[Supplied text]
______
# I Got Ripped Off



## andrewlawnrangr (Dec 3, 2004)

this is my first year plowing and after we had 15+ inches of snow a young adult calls my house asking if they can get plowed bec the parents are away on vacation. i get the message from my mom head over there at 4:45am.i plow the drive out and push the snow out of the drive across the street(which i know is illegal) and in the drive bec it is a drive that it a decient size and the garage is off to the side.. long story short the lady calls *****ing about where i put the snow and that shes not goin to pay bec it prolly killed all of the shrubs where i piled the snow. she told me that i should have thought about drainage when i was plowing bec she doesnt want the water in her basement. i said i didnt know that there was a bed there and this is the way i plow. also she said that i shold have walked the property before.... ok understandable.she is not paying bec i piled the snow on her bushes. when i shoveled ( had a buddy working for me that night) he threw the snow towards the house.. and then covered up some nnore bushes. she kep complaining about her DAM bushes.........

im just pissed ..had to vent


----------



## Hawkc01 (Oct 23, 2004)

More reason not to be doing residential.

You can go at it a couple of ways. If don't need this account...forget about it...YOU screwed up, learn from it and move on. If you DO need the account, set up a time to go over there and tell her that what happened is not normal for how you operate your business. Tell her you are not going to charge her for the previous service, and if she agrees, that you will plow her driveway the next time, EXACTLY the way she wants it, for free as well. If she asks why, tell her because you are so confident that she will be 100% satisfied with the service that you are willing to do that for her. Tell her that you want to EARN their business. If she excepts, get what exactly she wants in writing and have her sign it. Good Luck.


----------



## PLM-1 (Nov 29, 2004)

I'd say "screw you. You should have told me where to put the snow. It's your fault!" Sounds like she was being vague in the first place by having her son call and not give any specifics. She just wanted a free plow!


----------



## andrewlawnrangr (Dec 3, 2004)

thanks guys. i dont need this acount at all ... bec i dont need the agravation. i have been working on finding commerical accounts but i havent been lucky with getting any. well thanks again 
btw the son is like 24 out of college with a good job. i think he could have paid me too when i went to the house whith the invoice. 
she also said i cant beleive that u havent had anyother peolpe complaining... thats when i wanted to jump through the phone and punch the bitach

good luck to all
andrew


----------



## landcare pa (Dec 2, 2004)

remember the customer is always right even when there wrong, i would try and be more professional and try and talk to her, remember the ass you kick today maybe the ass you kiss tommorrow


----------



## Mick (May 19, 2001)
______
[Provided information]
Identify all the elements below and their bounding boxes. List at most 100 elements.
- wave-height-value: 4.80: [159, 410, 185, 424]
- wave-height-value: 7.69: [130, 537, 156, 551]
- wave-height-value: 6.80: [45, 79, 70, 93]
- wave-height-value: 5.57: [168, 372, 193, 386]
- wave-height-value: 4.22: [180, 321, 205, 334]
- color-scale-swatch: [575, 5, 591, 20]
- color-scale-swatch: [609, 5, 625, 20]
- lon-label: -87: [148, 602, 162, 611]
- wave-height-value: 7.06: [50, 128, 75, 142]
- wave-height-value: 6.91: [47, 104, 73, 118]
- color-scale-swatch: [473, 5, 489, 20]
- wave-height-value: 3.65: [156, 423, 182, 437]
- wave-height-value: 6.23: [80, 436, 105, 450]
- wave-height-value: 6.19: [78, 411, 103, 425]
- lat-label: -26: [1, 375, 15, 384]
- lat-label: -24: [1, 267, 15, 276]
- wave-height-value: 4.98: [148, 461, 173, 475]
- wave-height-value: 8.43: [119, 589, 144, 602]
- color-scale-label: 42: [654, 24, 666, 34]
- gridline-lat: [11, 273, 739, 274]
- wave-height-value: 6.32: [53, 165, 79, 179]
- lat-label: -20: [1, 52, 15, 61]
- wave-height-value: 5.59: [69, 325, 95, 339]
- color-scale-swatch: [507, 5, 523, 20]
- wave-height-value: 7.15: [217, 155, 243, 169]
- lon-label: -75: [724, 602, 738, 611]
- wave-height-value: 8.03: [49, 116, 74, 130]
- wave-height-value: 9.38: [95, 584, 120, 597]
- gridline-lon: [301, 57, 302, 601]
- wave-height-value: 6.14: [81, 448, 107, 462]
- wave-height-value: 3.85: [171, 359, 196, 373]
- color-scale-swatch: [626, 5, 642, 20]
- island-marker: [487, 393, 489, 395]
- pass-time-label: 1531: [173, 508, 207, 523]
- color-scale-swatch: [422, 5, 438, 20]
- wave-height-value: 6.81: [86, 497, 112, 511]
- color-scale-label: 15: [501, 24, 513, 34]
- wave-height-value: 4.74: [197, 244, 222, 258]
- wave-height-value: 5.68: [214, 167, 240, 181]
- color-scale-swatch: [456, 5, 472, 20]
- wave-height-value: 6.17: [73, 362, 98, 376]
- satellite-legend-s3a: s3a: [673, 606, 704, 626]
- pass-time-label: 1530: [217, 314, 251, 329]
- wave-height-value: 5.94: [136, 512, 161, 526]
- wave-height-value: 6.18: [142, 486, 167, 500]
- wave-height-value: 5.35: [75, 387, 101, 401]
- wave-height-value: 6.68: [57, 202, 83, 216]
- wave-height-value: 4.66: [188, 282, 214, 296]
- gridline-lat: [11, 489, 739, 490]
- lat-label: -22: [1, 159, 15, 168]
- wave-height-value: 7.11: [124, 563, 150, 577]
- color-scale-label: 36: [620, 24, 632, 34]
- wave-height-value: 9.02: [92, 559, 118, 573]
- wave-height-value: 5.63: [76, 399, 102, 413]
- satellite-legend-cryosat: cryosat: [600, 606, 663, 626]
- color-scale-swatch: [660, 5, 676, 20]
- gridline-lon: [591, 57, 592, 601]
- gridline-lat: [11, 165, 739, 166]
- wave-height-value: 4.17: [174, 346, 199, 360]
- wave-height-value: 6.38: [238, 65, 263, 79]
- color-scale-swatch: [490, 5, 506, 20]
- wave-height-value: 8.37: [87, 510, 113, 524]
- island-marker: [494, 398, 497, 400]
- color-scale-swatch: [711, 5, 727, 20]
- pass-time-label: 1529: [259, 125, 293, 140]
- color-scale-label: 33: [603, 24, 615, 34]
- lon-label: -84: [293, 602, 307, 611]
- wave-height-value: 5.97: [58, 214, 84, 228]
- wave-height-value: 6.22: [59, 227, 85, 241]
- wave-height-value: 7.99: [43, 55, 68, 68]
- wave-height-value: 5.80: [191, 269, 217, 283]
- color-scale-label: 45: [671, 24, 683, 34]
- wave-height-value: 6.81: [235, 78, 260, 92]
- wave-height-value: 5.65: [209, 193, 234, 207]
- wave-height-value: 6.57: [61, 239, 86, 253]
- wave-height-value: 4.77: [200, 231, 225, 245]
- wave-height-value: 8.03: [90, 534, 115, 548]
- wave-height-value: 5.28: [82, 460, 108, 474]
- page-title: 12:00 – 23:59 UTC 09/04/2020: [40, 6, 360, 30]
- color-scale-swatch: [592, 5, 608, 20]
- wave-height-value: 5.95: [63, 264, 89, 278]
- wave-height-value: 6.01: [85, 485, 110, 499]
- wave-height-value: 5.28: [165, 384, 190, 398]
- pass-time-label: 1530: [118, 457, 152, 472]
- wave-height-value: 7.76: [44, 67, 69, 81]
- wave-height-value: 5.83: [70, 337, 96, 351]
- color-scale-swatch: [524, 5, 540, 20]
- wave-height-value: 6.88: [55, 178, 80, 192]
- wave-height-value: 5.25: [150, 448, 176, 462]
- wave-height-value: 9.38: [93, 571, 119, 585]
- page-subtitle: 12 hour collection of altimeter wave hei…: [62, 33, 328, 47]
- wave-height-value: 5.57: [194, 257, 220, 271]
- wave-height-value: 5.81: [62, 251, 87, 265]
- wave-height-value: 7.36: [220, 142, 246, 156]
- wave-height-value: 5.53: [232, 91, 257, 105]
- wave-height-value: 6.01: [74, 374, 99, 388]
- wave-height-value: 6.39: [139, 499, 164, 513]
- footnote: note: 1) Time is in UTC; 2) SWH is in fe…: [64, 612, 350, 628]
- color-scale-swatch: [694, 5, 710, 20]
______
[Challenge 1]
Could you reproduce word for word the part of the snow-plowing thread that opens with the words containing "You can go at" and closes with "it. Good Luck."?
[Challenge 2]
Which usernames appear as headings in the snow-plowing thread? List each one once.

[Task response 1]
You can go at it a couple of ways. If don't need this account...forget about it...YOU screwed up, learn from it and move on. If you DO need the account, set up a time to go over there and tell her that what happened is not normal for how you operate your business. Tell her you are not going to charge her for the previous service, and if she agrees, that you will plow her driveway the next time, EXACTLY the way she wants it, for free as well. If she asks why, tell her because you are so confident that she will be 100% satisfied with the service that you are willing to do that for her. Tell her that you want to EARN their business. If she excepts, get what exactly she wants in writing and have her sign it. Good Luck.

[Task response 2]
andrewlawnrangr
Hawkc01
PLM-1
landcare pa
Mick